■ **Aim of the exercise**: Please transcribe the records precisely; pictures stay out of your copy.

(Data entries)
•••

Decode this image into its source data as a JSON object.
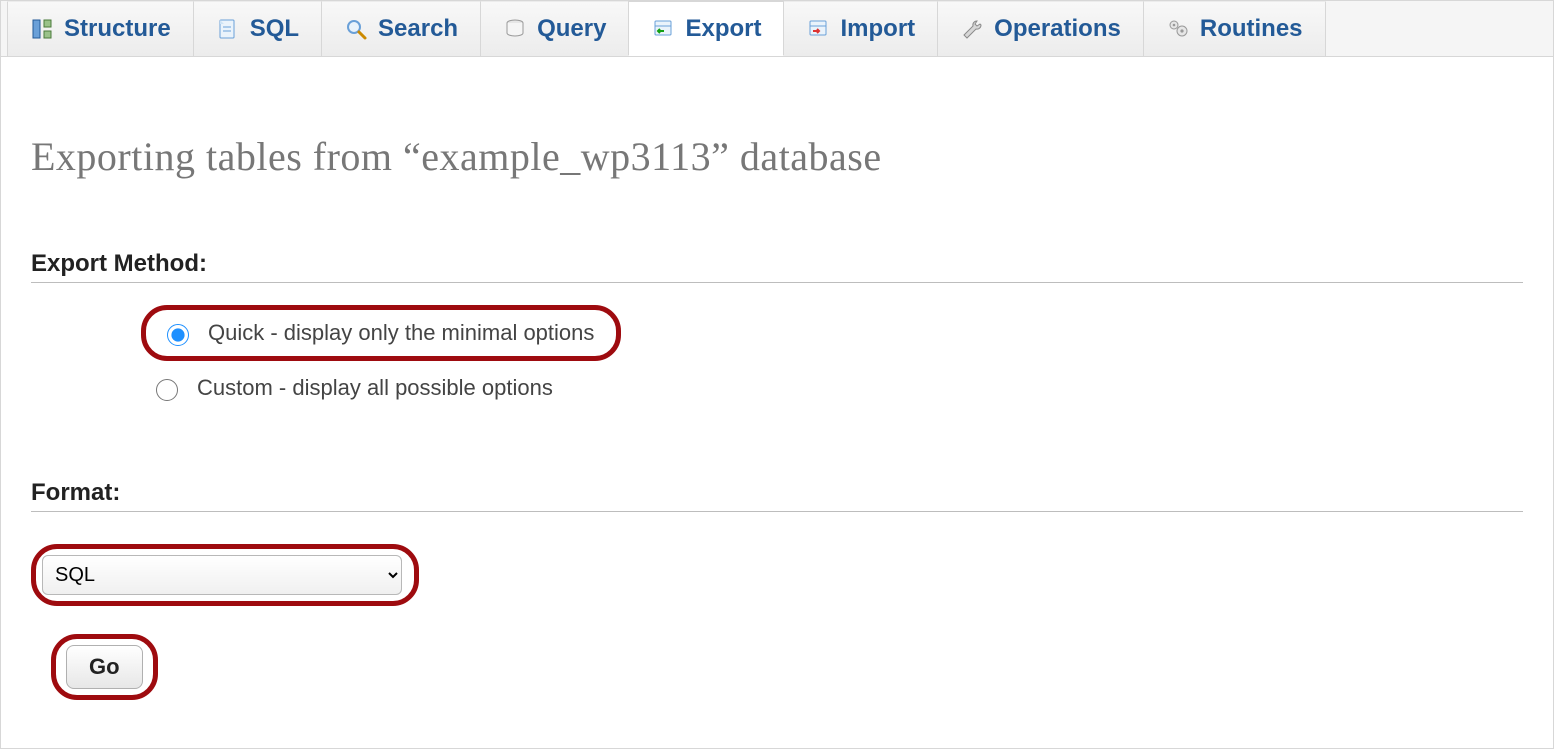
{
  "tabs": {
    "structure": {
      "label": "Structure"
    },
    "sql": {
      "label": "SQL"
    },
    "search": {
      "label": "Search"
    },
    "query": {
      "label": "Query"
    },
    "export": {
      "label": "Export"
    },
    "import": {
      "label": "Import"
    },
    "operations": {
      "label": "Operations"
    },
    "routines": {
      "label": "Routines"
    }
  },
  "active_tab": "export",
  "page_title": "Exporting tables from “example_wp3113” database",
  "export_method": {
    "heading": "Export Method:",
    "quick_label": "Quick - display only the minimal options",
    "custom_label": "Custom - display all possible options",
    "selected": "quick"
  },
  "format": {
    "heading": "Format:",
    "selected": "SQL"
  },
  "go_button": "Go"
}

•••

■ **Solution to this exercise**:
Decode this image into its source data as a JSON object.
{
  "tabs": {
    "structure": {
      "label": "Structure"
    },
    "sql": {
      "label": "SQL"
    },
    "search": {
      "label": "Search"
    },
    "query": {
      "label": "Query"
    },
    "export": {
      "label": "Export"
    },
    "import": {
      "label": "Import"
    },
    "operations": {
      "label": "Operations"
    },
    "routines": {
      "label": "Routines"
    }
  },
  "active_tab": "export",
  "page_title": "Exporting tables from “example_wp3113” database",
  "export_method": {
    "heading": "Export Method:",
    "quick_label": "Quick - display only the minimal options",
    "custom_label": "Custom - display all possible options",
    "selected": "quick"
  },
  "format": {
    "heading": "Format:",
    "selected": "SQL"
  },
  "go_button": "Go"
}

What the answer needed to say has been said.